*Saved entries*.
START
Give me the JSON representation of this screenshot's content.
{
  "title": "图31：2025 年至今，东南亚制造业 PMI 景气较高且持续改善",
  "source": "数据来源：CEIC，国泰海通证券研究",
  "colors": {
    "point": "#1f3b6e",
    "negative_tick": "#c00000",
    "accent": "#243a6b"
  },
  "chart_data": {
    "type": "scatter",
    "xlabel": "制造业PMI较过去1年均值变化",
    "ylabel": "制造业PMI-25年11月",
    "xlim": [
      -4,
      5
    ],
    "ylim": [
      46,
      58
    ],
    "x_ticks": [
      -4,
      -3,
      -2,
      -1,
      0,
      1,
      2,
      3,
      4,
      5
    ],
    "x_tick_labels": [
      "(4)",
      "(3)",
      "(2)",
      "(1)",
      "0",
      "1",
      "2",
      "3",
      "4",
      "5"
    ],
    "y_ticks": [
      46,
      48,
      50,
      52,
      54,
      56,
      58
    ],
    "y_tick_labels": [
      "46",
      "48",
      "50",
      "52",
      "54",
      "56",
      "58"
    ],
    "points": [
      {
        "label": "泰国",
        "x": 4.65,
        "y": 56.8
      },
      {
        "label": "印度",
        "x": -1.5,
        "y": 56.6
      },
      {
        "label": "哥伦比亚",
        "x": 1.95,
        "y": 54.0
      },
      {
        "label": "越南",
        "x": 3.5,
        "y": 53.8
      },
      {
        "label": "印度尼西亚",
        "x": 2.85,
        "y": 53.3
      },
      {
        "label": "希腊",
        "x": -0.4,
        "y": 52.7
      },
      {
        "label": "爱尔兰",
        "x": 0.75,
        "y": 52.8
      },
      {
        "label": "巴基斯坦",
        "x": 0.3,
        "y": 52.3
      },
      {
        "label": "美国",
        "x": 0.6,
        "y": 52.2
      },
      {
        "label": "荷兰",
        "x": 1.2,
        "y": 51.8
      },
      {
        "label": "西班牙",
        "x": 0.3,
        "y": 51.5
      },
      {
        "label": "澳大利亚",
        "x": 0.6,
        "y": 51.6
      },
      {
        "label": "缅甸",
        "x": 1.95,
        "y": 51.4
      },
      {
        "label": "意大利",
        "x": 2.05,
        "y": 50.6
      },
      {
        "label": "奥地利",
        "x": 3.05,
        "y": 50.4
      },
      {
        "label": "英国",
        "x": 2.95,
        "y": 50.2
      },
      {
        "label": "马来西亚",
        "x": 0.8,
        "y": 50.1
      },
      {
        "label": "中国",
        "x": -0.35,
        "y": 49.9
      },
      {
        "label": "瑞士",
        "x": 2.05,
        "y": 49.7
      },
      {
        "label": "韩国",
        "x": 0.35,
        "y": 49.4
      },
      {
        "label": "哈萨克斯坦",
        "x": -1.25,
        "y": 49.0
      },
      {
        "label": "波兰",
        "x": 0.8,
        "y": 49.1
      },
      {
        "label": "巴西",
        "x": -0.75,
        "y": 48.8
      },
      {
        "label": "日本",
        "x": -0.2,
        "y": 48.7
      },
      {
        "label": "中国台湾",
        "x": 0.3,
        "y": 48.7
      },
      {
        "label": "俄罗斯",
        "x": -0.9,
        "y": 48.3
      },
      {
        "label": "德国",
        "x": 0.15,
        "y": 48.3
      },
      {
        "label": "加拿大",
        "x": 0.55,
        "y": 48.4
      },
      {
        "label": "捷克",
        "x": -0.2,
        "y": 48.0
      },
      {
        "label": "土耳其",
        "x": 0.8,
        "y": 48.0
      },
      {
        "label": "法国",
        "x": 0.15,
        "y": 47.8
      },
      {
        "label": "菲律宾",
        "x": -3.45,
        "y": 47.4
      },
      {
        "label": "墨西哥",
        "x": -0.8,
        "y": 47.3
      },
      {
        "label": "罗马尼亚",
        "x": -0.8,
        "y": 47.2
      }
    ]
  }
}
END
Output every entry shown above, exactly.

Give me the JSON representation of this screenshot's content.
{
  "title": "图31：2025 年至今，东南亚制造业 PMI 景气较高且持续改善",
  "source": "数据来源：CEIC，国泰海通证券研究",
  "colors": {
    "point": "#1f3b6e",
    "negative_tick": "#c00000",
    "accent": "#243a6b"
  },
  "chart_data": {
    "type": "scatter",
    "xlabel": "制造业PMI较过去1年均值变化",
    "ylabel": "制造业PMI-25年11月",
    "xlim": [
      -4,
      5
    ],
    "ylim": [
      46,
      58
    ],
    "x_ticks": [
      -4,
      -3,
      -2,
      -1,
      0,
      1,
      2,
      3,
      4,
      5
    ],
    "x_tick_labels": [
      "(4)",
      "(3)",
      "(2)",
      "(1)",
      "0",
      "1",
      "2",
      "3",
      "4",
      "5"
    ],
    "y_ticks": [
      46,
      48,
      50,
      52,
      54,
      56,
      58
    ],
    "y_tick_labels": [
      "46",
      "48",
      "50",
      "52",
      "54",
      "56",
      "58"
    ],
    "points": [
      {
        "label": "泰国",
        "x": 4.65,
        "y": 56.8
      },
      {
        "label": "印度",
        "x": -1.5,
        "y": 56.6
      },
      {
        "label": "哥伦比亚",
        "x": 1.95,
        "y": 54.0
      },
      {
        "label": "越南",
        "x": 3.5,
        "y": 53.8
      },
      {
        "label": "印度尼西亚",
        "x": 2.85,
        "y": 53.3
      },
      {
        "label": "希腊",
        "x": -0.4,
        "y": 52.7
      },
      {
        "label": "爱尔兰",
        "x": 0.75,
        "y": 52.8
      },
      {
        "label": "巴基斯坦",
        "x": 0.3,
        "y": 52.3
      },
      {
        "label": "美国",
        "x": 0.6,
        "y": 52.2
      },
      {
        "label": "荷兰",
        "x": 1.2,
        "y": 51.8
      },
      {
        "label": "西班牙",
        "x": 0.3,
        "y": 51.5
      },
      {
        "label": "澳大利亚",
        "x": 0.6,
        "y": 51.6
      },
      {
        "label": "缅甸",
        "x": 1.95,
        "y": 51.4
      },
      {
        "label": "意大利",
        "x": 2.05,
        "y": 50.6
      },
      {
        "label": "奥地利",
        "x": 3.05,
        "y": 50.4
      },
      {
        "label": "英国",
        "x": 2.95,
        "y": 50.2
      },
      {
        "label": "马来西亚",
        "x": 0.8,
        "y": 50.1
      },
      {
        "label": "中国",
        "x": -0.35,
        "y": 49.9
      },
      {
        "label": "瑞士",
        "x": 2.05,
        "y": 49.7
      },
      {
        "label": "韩国",
        "x": 0.35,
        "y": 49.4
      },
      {
        "label": "哈萨克斯坦",
        "x": -1.25,
        "y": 49.0
      },
      {
        "label": "波兰",
        "x": 0.8,
        "y": 49.1
      },
      {
        "label": "巴西",
        "x": -0.75,
        "y": 48.8
      },
      {
        "label": "日本",
        "x": -0.2,
        "y": 48.7
      },
      {
        "label": "中国台湾",
        "x": 0.3,
        "y": 48.7
      },
      {
        "label": "俄罗斯",
        "x": -0.9,
        "y": 48.3
      },
      {
        "label": "德国",
        "x": 0.15,
        "y": 48.3
      },
      {
        "label": "加拿大",
        "x": 0.55,
        "y": 48.4
      },
      {
        "label": "捷克",
        "x": -0.2,
        "y": 48.0
      },
      {
        "label": "土耳其",
        "x": 0.8,
        "y": 48.0
      },
      {
        "label": "法国",
        "x": 0.15,
        "y": 47.8
      },
      {
        "label": "菲律宾",
        "x": -3.45,
        "y": 47.4
      },
      {
        "label": "墨西哥",
        "x": -0.8,
        "y": 47.3
      },
      {
        "label": "罗马尼亚",
        "x": -0.8,
        "y": 47.2
      }
    ]
  }
}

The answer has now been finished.